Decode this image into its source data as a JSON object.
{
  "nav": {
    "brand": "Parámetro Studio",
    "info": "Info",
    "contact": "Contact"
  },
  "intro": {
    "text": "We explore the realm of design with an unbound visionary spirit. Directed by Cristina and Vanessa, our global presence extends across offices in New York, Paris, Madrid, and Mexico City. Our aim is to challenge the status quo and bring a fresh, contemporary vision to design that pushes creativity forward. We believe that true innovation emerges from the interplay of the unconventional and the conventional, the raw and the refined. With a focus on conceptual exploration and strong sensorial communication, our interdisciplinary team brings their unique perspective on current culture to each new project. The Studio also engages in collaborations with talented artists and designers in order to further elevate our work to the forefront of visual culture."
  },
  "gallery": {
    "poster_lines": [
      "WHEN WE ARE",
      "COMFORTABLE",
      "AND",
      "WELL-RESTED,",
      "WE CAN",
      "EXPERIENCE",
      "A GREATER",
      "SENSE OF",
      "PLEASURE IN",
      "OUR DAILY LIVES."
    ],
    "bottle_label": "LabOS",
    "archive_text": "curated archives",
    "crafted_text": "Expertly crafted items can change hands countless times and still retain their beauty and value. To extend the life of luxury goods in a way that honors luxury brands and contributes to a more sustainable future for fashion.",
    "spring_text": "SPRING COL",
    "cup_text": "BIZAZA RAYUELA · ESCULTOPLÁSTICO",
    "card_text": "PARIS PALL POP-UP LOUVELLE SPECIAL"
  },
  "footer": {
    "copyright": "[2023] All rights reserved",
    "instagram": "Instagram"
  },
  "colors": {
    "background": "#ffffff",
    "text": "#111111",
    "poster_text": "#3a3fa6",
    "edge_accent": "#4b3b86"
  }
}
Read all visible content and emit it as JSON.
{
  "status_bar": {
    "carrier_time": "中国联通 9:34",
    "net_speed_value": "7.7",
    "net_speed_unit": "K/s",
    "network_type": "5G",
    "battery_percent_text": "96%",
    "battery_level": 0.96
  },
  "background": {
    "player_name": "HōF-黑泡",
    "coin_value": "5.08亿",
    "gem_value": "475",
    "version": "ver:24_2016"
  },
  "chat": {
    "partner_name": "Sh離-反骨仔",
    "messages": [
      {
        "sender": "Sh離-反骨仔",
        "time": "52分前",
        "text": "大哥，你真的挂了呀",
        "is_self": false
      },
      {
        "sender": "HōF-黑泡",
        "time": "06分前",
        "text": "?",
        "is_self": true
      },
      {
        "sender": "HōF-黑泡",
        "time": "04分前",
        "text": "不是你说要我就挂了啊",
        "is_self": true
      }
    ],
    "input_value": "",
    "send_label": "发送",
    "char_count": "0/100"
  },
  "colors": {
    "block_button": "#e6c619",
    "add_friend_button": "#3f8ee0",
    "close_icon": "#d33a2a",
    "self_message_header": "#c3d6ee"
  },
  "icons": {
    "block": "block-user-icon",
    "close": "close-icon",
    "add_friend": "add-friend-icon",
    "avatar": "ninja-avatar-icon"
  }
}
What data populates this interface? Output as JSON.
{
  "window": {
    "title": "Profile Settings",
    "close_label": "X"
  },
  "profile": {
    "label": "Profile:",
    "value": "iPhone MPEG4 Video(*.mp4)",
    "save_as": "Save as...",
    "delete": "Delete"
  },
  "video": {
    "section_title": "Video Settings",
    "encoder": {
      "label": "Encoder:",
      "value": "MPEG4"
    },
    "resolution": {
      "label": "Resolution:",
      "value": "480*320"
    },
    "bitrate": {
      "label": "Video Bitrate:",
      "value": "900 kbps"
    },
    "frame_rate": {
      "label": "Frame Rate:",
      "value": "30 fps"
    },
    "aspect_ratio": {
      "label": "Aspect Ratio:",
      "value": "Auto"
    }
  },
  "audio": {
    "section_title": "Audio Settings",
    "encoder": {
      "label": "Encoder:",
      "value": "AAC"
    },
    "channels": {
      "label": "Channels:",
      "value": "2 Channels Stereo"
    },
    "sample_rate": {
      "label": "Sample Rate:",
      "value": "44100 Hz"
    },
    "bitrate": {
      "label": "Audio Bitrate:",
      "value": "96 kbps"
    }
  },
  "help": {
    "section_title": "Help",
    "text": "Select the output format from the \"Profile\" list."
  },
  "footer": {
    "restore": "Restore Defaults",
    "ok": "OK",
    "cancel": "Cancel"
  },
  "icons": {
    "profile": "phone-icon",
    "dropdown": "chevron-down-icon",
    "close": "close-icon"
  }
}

──────────────────────────────

# Aim
Give back exactly the lines that run from the line with "What data populates" through the close of the material, counting both ends, and nothing more.

# Completed exercise
What data populates this interface? Output as JSON.
{
  "window": {
    "title": "Profile Settings",
    "close_label": "X"
  },
  "profile": {
    "label": "Profile:",
    "value": "iPhone MPEG4 Video(*.mp4)",
    "save_as": "Save as...",
    "delete": "Delete"
  },
  "video": {
    "section_title": "Video Settings",
    "encoder": {
      "label": "Encoder:",
      "value": "MPEG4"
    },
    "resolution": {
      "label": "Resolution:",
      "value": "480*320"
    },
    "bitrate": {
      "label": "Video Bitrate:",
      "value": "900 kbps"
    },
    "frame_rate": {
      "label": "Frame Rate:",
      "value": "30 fps"
    },
    "aspect_ratio": {
      "label": "Aspect Ratio:",
      "value": "Auto"
    }
  },
  "audio": {
    "section_title": "Audio Settings",
    "encoder": {
      "label": "Encoder:",
      "value": "AAC"
    },
    "channels": {
      "label": "Channels:",
      "value": "2 Channels Stereo"
    },
    "sample_rate": {
      "label": "Sample Rate:",
      "value": "44100 Hz"
    },
    "bitrate": {
      "label": "Audio Bitrate:",
      "value": "96 kbps"
    }
  },
  "help": {
    "section_title": "Help",
    "text": "Select the output format from the \"Profile\" list."
  },
  "footer": {
    "restore": "Restore Defaults",
    "ok": "OK",
    "cancel": "Cancel"
  },
  "icons": {
    "profile": "phone-icon",
    "dropdown": "chevron-down-icon",
    "close": "close-icon"
  }
}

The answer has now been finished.